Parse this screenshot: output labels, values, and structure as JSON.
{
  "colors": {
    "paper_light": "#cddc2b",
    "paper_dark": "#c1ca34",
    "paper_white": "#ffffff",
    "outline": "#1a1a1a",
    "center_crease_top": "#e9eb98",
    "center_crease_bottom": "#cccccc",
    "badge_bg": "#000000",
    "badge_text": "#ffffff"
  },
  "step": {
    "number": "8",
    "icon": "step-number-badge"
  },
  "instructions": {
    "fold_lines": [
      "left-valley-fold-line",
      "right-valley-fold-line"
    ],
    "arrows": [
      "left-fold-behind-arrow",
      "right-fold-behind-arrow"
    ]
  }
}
______________________________
*INSTRUCTIONS FOR THE TASK*. Check each line above for the word "behind" and copy the ones that have it.

*WRITTEN ANSWER*.
      "left-fold-behind-arrow",
      "right-fold-behind-arrow"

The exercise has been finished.